### Given data

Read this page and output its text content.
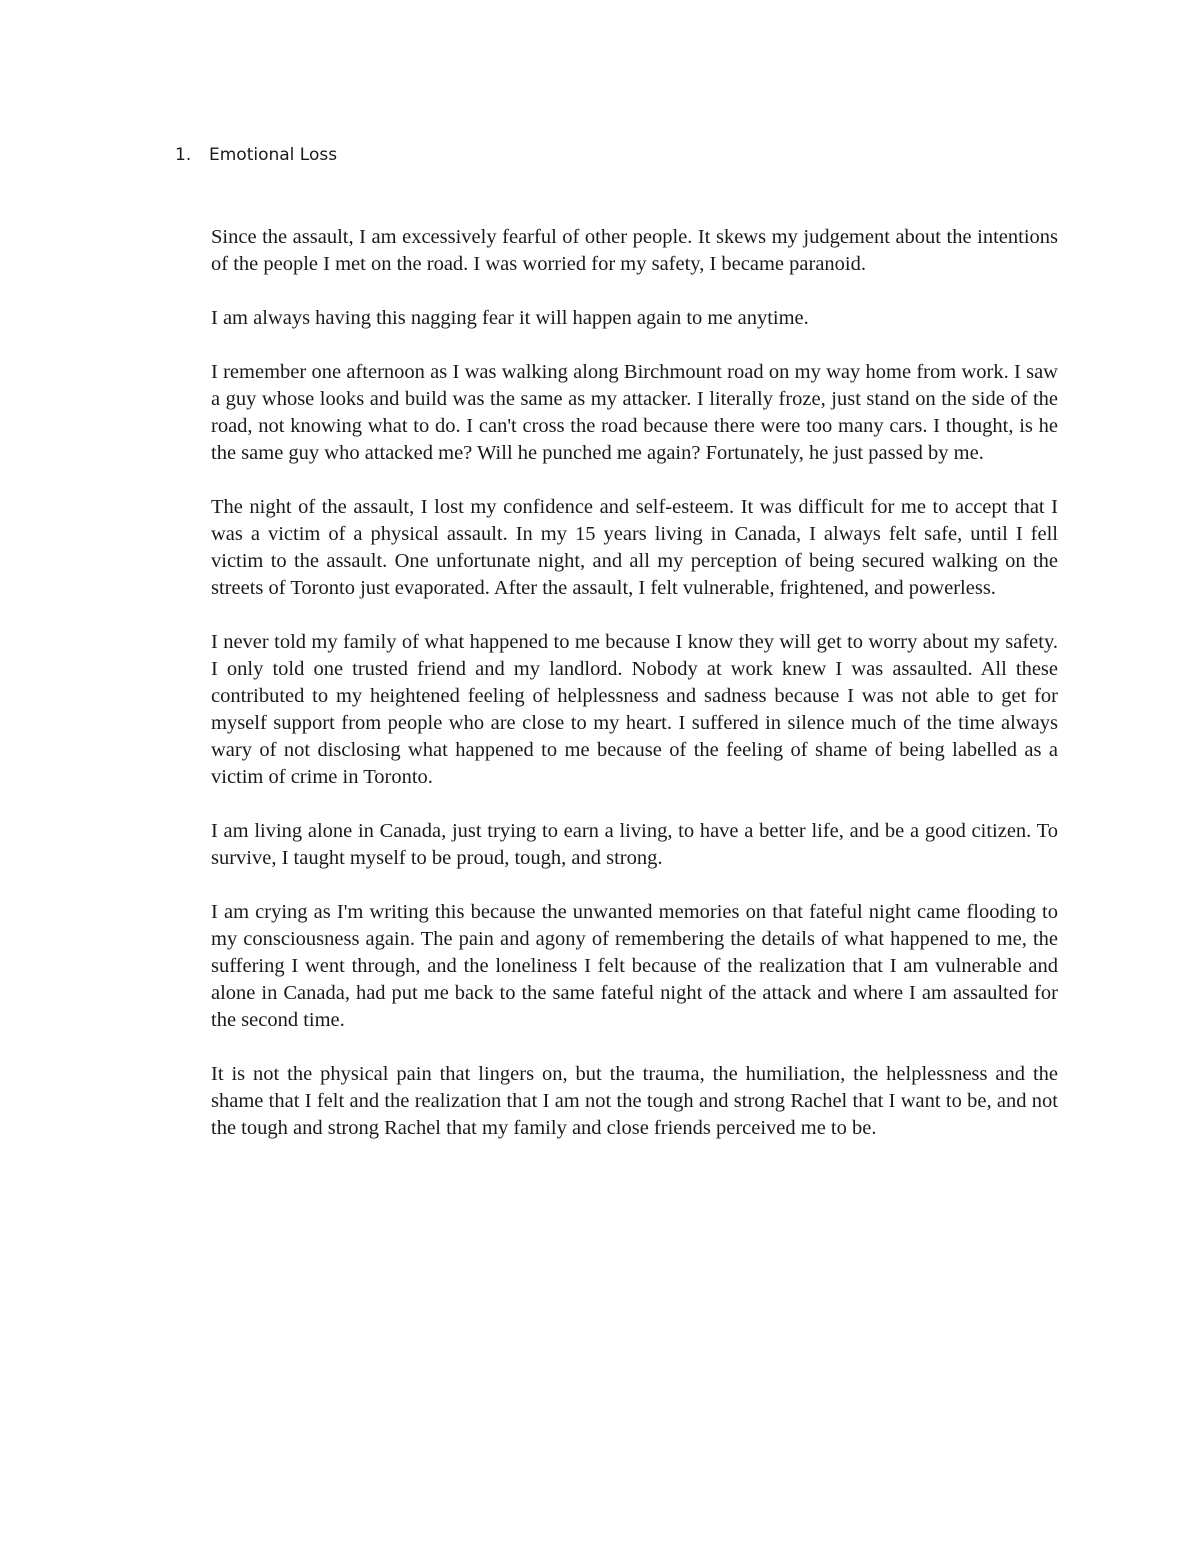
1. Emotional Loss

Since the assault, I am excessively fearful of other people. It skews my judgement about the intentions of the people I met on the road. I was worried for my safety, I became paranoid.

I am always having this nagging fear it will happen again to me anytime.

I remember one afternoon as I was walking along Birchmount road on my way home from work. I saw a guy whose looks and build was the same as my attacker. I literally froze, just stand on the side of the road, not knowing what to do. I can't cross the road because there were too many cars. I thought, is he the same guy who attacked me? Will he punched me again? Fortunately, he just passed by me.

The night of the assault, I lost my confidence and self-esteem. It was difficult for me to accept that I was a victim of a physical assault. In my 15 years living in Canada, I always felt safe, until I fell victim to the assault. One unfortunate night, and all my perception of being secured walking on the streets of Toronto just evaporated. After the assault, I felt vulnerable, frightened, and powerless.

I never told my family of what happened to me because I know they will get to worry about my safety. I only told one trusted friend and my landlord. Nobody at work knew I was assaulted. All these contributed to my heightened feeling of helplessness and sadness because I was not able to get for myself support from people who are close to my heart. I suffered in silence much of the time always wary of not disclosing what happened to me because of the feeling of shame of being labelled as a victim of crime in Toronto.

I am living alone in Canada, just trying to earn a living, to have a better life, and be a good citizen. To survive, I taught myself to be proud, tough, and strong.

I am crying as I'm writing this because the unwanted memories on that fateful night came flooding to my consciousness again. The pain and agony of remembering the details of what happened to me, the suffering I went through, and the loneliness I felt because of the realization that I am vulnerable and alone in Canada, had put me back to the same fateful night of the attack and where I am assaulted for the second time.

It is not the physical pain that lingers on, but the trauma, the humiliation, the helplessness and the shame that I felt and the realization that I am not the tough and strong Rachel that I want to be, and not the tough and strong Rachel that my family and close friends perceived me to be.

######

Among the lines above, how many contain the string "helplessness"? State the number alone.

2